━━ Raw records ━━

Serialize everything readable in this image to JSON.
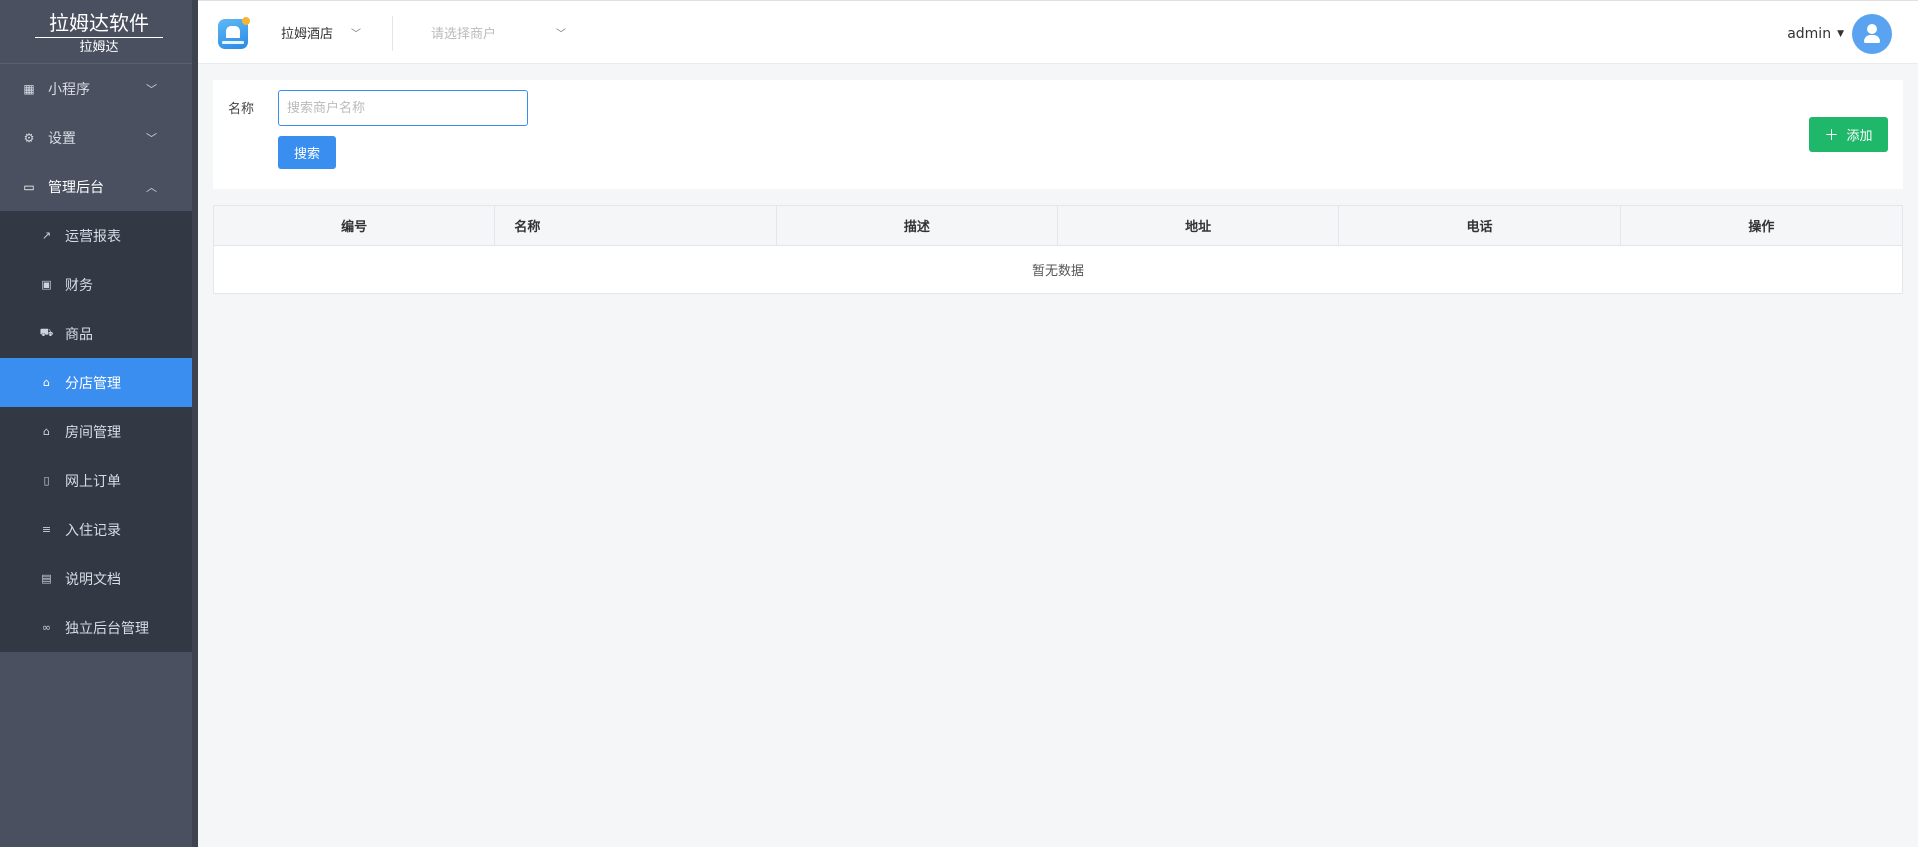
{
  "sidebar": {
    "brand_title": "拉姆达软件",
    "brand_sub": "拉姆达",
    "items": [
      {
        "label": "小程序",
        "icon": "grid-icon"
      },
      {
        "label": "设置",
        "icon": "gear-icon"
      },
      {
        "label": "管理后台",
        "icon": "monitor-icon"
      }
    ],
    "submenu": [
      {
        "label": "运营报表",
        "icon": "trend-icon"
      },
      {
        "label": "财务",
        "icon": "money-icon"
      },
      {
        "label": "商品",
        "icon": "cart-icon"
      },
      {
        "label": "分店管理",
        "icon": "home-icon"
      },
      {
        "label": "房间管理",
        "icon": "building-icon"
      },
      {
        "label": "网上订单",
        "icon": "mobile-icon"
      },
      {
        "label": "入住记录",
        "icon": "list-icon"
      },
      {
        "label": "说明文档",
        "icon": "file-icon"
      },
      {
        "label": "独立后台管理",
        "icon": "link-icon"
      }
    ],
    "active_item": "分店管理"
  },
  "header": {
    "store_select": "拉姆酒店",
    "merchant_placeholder": "请选择商户",
    "user_name": "admin"
  },
  "filter": {
    "name_label": "名称",
    "search_placeholder": "搜索商户名称",
    "search_value": "",
    "search_button": "搜索",
    "add_button": "添加"
  },
  "table": {
    "columns": [
      "编号",
      "名称",
      "描述",
      "地址",
      "电话",
      "操作"
    ],
    "rows": [],
    "empty_text": "暂无数据"
  },
  "colors": {
    "sidebar_bg": "#4a505f",
    "submenu_bg": "#333845",
    "accent": "#3a8ef0",
    "add_green": "#1fb86a"
  }
}
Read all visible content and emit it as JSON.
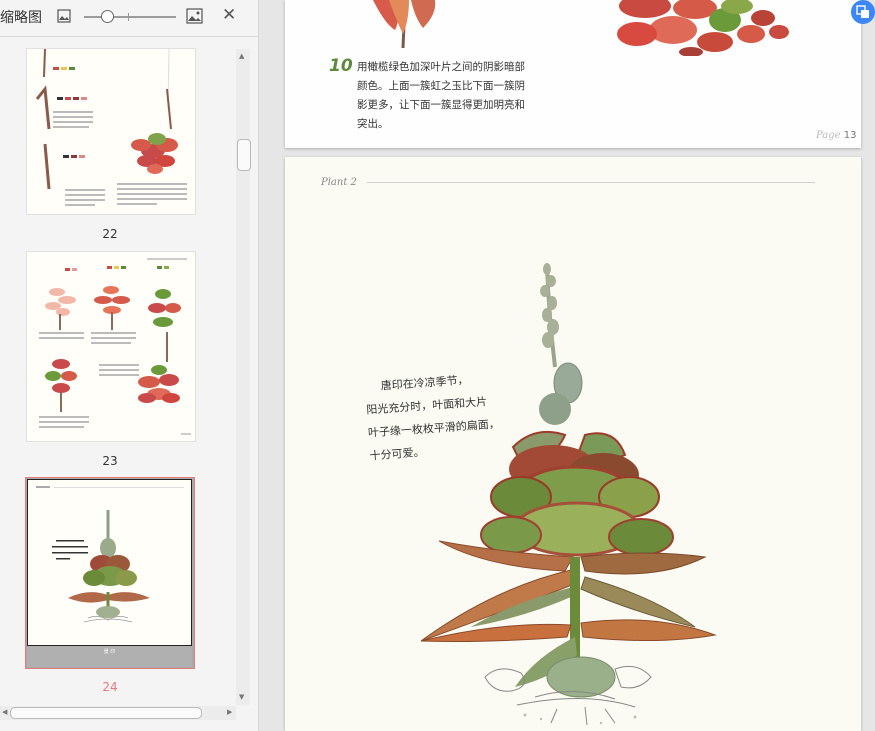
{
  "panel": {
    "title": "缩略图",
    "close_symbol": "✕",
    "zoom_icons": [
      "small-image-icon",
      "large-image-icon"
    ],
    "thumbnails": [
      {
        "page_label": "22"
      },
      {
        "page_label": "23"
      },
      {
        "page_label": "24",
        "selected": true,
        "caption": "景 印"
      }
    ],
    "accent_color": "#e77a7a"
  },
  "page13": {
    "step_number": "10",
    "step_text": "用橄榄绿色加深叶片之间的阴影暗部颜色。上面一簇虹之玉比下面一簇阴影更多，让下面一簇显得更加明亮和突出。",
    "footer_word": "Page",
    "footer_number": "13"
  },
  "page14": {
    "plant_label": "Plant 2",
    "handwriting": [
      "唐印在冷凉季节，",
      "阳光充分时，叶面和大片",
      "叶子缘一枚枚平滑的扁面，",
      "十分可爱。"
    ]
  },
  "float_button_icon": "translate-icon"
}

━━━

Locate the word "JSON" in the entries, and copy every line where it is found.

Serialize everything readable in this image to JSON.
Read all visible content and emit it as JSON.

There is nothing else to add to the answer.